# GIVEN EXERCISE 1
How many lines of the records contain the string "complex"? Case counts, and the reply should be the number alone.

# DOCUMENT PASSAGE
= = =

Official implementation of the paper

Rethinking Inductive Biases for Surface Normal Estimation
CVPR 2024 [oral]
Gwangbin Bae and Andrew J. Davison
[paper.pdf] [arXiv] [youtube] [project page]

Abstract

Despite the growing demand for accurate surface normal estimation models, existing methods use general-purpose dense prediction models, adopting the same inductive biases as other tasks. In this paper, we discuss the inductive biases needed for surface normal estimation and propose to (1) utilize the per-pixel ray direction and (2) encode the relationship between neighboring surface normals by learning their relative rotation. The proposed method can generate crisp — yet, piecewise smooth — predictions for challenging in-the-wild images of arbitrary resolution and aspect ratio. Compared to a recent ViT-based state-of-the-art model, our method shows a stronger generalization ability, despite being trained on an orders of magnitude smaller dataset.

Getting started

We provide the instructions in four steps (click "▸" to expand). For example, if you just want to test DSINE on some images, you can stop after Step 1. This would minimize the amount of installation/downloading.

Step 1. Test DSINE on some images (requires minimal dependencies)

Start by installing dependencies.

conda create --name DSINE python=3.10
conda activate DSINE

conda install pytorch torchvision torchaudio pytorch-cuda=12.1 -c pytorch -c nvidia
python -m pip install geffnet

Then, download the model weights from this link and save it under projects/dsine/checkpoints/. Note that it should maintain the same folder structure as the google drive. For example, checkpoints/exp001_cvpr2024/dsine.pt (in google drive) is our best model. It should be saved as projects/dsine/checkpoints/exp001_cvpr2024/dsine.pt. The corresponding config file is projects/dsine/experiments/exp001_cvpr2024/dsine.txt.

= = =

Spatial layout data:
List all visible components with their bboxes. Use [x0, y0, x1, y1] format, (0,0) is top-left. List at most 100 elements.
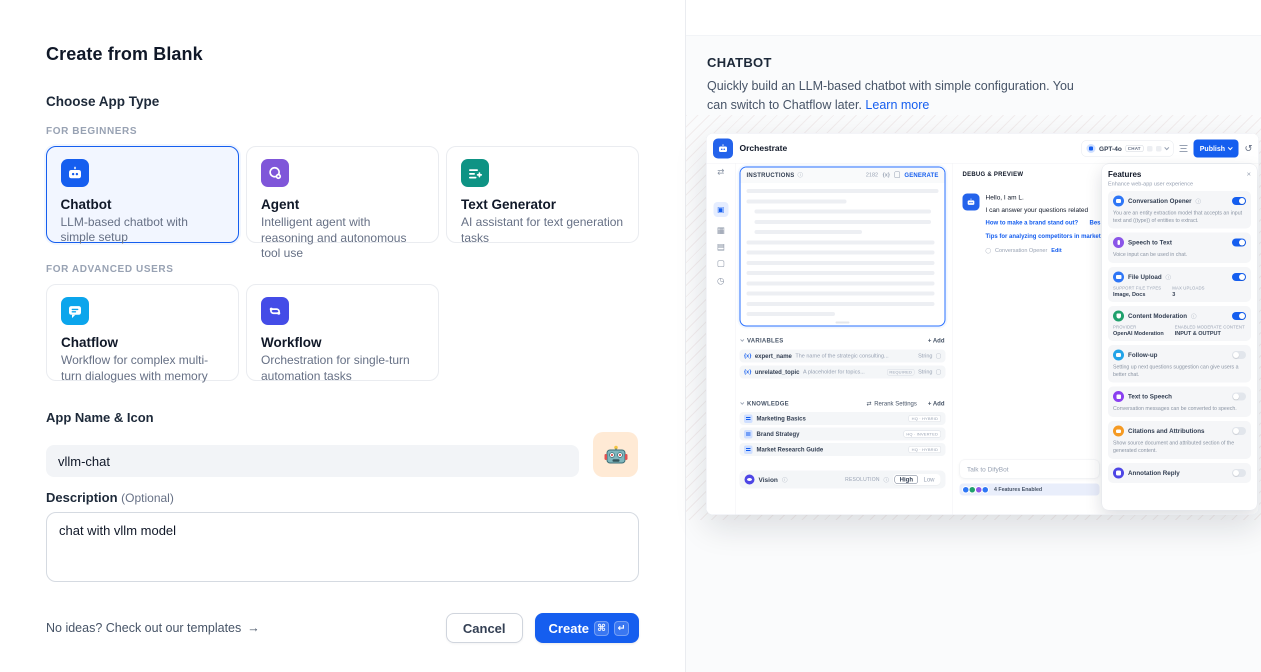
app-name-label: App Name & Icon [46, 410, 154, 425]
rerank-icon: ⇄ [866, 400, 872, 407]
bot-message: Hello, I am L. I can answer your questio… [962, 192, 1101, 254]
for-beginners-label: FOR BEGINNERS [46, 126, 138, 137]
add-variable-button: + Add [927, 337, 945, 344]
chatflow-icon [61, 297, 89, 325]
close-icon: × [1246, 170, 1251, 179]
app-name-row [46, 432, 639, 477]
feature-dot-icon [981, 485, 989, 494]
preview-stripe-background: Orchestrate GPT-4o CHAT [686, 115, 1261, 520]
resolution-high: High [894, 475, 918, 484]
skeleton-line [746, 291, 935, 296]
card-desc: AI assistant for text generation tasks [461, 215, 624, 245]
content-moderation-icon [1113, 310, 1124, 322]
app-icon-picker[interactable] [593, 432, 638, 477]
suggested-question: How to make a brand stand out? [985, 219, 1079, 227]
app-preview-screenshot: Orchestrate GPT-4o CHAT [706, 133, 1259, 515]
info-icon [1195, 198, 1202, 204]
citations-icon [1113, 425, 1124, 437]
resize-handle [835, 321, 850, 324]
variable-row: {x} expert_name The name of the strategi… [739, 349, 946, 363]
toggle-off [1232, 468, 1246, 477]
opener-icon [985, 247, 991, 254]
info-icon [781, 476, 788, 483]
column-divider [952, 163, 953, 515]
image-nav-icon: ▦ [716, 225, 725, 235]
preview-app-icon [713, 138, 733, 159]
info-icon [883, 476, 890, 483]
description-input[interactable]: chat with vllm model [46, 512, 639, 582]
preview-topbar: Orchestrate GPT-4o CHAT [706, 133, 1259, 164]
app-type-card-chatflow[interactable]: Chatflow Workflow for complex multi-turn… [46, 284, 239, 383]
feature-item: Speech to Text Voice input can be used i… [1108, 232, 1251, 264]
create-button[interactable]: Create ⌘ ↵ [534, 613, 639, 643]
instructions-skeleton [741, 183, 945, 316]
app-type-card-agent[interactable]: Agent Intelligent agent with reasoning a… [246, 146, 439, 260]
collapse-icon [740, 400, 745, 405]
variable-row: {x} unrelated_topic A placeholder for to… [739, 365, 946, 379]
robot-emoji-icon [604, 445, 627, 463]
card-title: Chatflow [61, 335, 118, 350]
model-selector: GPT-4o CHAT [1081, 140, 1174, 157]
edit-opener-link: Edit [1051, 247, 1062, 254]
toggle-off [1232, 351, 1246, 360]
orchestrate-nav-icon: ▣ [713, 202, 729, 217]
app-type-card-workflow[interactable]: Workflow Orchestration for single-turn a… [246, 284, 439, 383]
suggested-question: Tips for analyzing competitors in market [985, 232, 1101, 240]
card-title: Workflow [261, 335, 322, 350]
info-icon [1191, 313, 1197, 319]
skeleton-line [746, 189, 939, 193]
card-desc: Intelligent agent with reasoning and aut… [261, 215, 407, 261]
knowledge-row: Brand Strategy HQ · INVERTED [739, 427, 946, 441]
preview-panel: CHATBOT Quickly build an LLM-based chatb… [685, 0, 1261, 672]
skeleton-line [746, 301, 935, 306]
description-optional: (Optional) [121, 491, 174, 505]
knowledge-row: Market Research Guide HQ · HYBRID [739, 443, 946, 456]
debug-preview-title: DEBUG & PREVIEW [962, 170, 1024, 178]
learn-more-link[interactable]: Learn more [865, 97, 930, 112]
feature-item: Text to Speech Conversation messages can… [1108, 386, 1251, 418]
text-to-speech-icon [1113, 391, 1124, 403]
app-type-card-chatbot[interactable]: Chatbot LLM-based chatbot with simple se… [46, 146, 239, 245]
skeleton-line [746, 240, 935, 245]
workflow-icon [261, 297, 289, 325]
chatbot-icon [60, 158, 89, 187]
skeleton-line [754, 219, 932, 224]
feature-item: Annotation Reply [1108, 462, 1251, 483]
dataset-icon [744, 414, 753, 423]
card-desc: LLM-based chatbot with simple setup [60, 214, 188, 245]
card-desc: Workflow for complex multi-turn dialogue… [61, 353, 209, 383]
agent-icon [261, 159, 289, 187]
app-name-input[interactable] [46, 445, 579, 477]
create-form-panel: Create from Blank Choose App Type FOR BE… [46, 44, 639, 643]
description-label: Description [46, 490, 118, 505]
feature-item: Citations and Attributions Show source d… [1108, 421, 1251, 459]
instructions-panel: INSTRUCTIONS 2182 {x} GENERATE [739, 166, 946, 327]
model-settings-icon [1155, 145, 1162, 152]
info-icon [1165, 274, 1172, 280]
bot-avatar [962, 193, 980, 211]
publish-button: Publish [1193, 139, 1239, 158]
variable-settings-icon [936, 369, 941, 375]
resolution-toggle: High Low [893, 474, 941, 485]
cancel-button[interactable]: Cancel [445, 613, 523, 643]
dataset-icon [744, 445, 753, 454]
params-sliders-icon [1179, 145, 1188, 152]
skeleton-line [754, 230, 863, 234]
templates-link[interactable]: No ideas? Check out our templates → [46, 621, 260, 635]
collapse-icon [740, 337, 745, 342]
features-card: Features Enhance web-app user experience… [1101, 163, 1258, 511]
app-type-card-text-generator[interactable]: Text Generator AI assistant for text gen… [446, 146, 639, 245]
toggle-on [1232, 238, 1246, 247]
feature-item: Content Moderation PROVIDER OpenAI Moder… [1108, 306, 1251, 342]
resolution-low: Low [923, 476, 935, 483]
text-generator-icon [461, 159, 489, 187]
skeleton-line [746, 250, 935, 255]
swap-icon: ⇄ [717, 167, 725, 177]
modal-footer: No ideas? Check out our templates → Canc… [46, 613, 639, 643]
info-icon [797, 172, 803, 178]
toggle-on [1232, 273, 1246, 282]
card-title: Text Generator [461, 197, 557, 212]
char-count: 2182 [865, 171, 879, 178]
generate-button: GENERATE [904, 171, 939, 179]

= = =

# GIVEN EXERCISE 2
How would the surface normal estimation README go on? Extend it from its final sentence.

# ANSWER 1
2

# ANSWER 2
The models under checkpoints/exp002_kappa/ (in google drive) are the ones that can also estimate uncertainty.

Then, move to the folder projects/dsine/, and run

python test_minimal.py ./experiments/exp001_cvpr2024/dsine.txt

This will generate predictions for the images under projects/dsine/samples/img/. The result will be saved under projects/dsine/samples/output/.

Our model assumes known camera intrinsics, but providing approximate intrinsics still gives good results. For some images in projects/dsine/samples/img/, the corresponding camera intrinsics (fx, fy, cx, cy - assuming perspective camera with no distortion) is provided as a .txt file. If such a file does not exist, the intrinsics will be approximated, by assuming $60^\circ$ field-of-view.

Step 2. Test DSINE on benchmark datasets & run a real-time demo

Install additional dependencies.

python -m pip install tensorboard
python -m pip install opencv-python
python -m pip install matplotlib

python -m pip install pyrealsense2    # needed only for demo using a realsense camera
python -m pip install vidgear         # needed only for demo on YouTube videos
python -m pip install yt_dlp          # needed only for demo on YouTube videos
python -m pip install mss             # needed only for demo on screen capture

Download the evaluation datasets (dsine_eval.zip) from this link.

NOTE: By downloading the dataset, you are agreeing to the respective LICENSE of each dataset. The link to the dataset can be found in the respective readme.txt.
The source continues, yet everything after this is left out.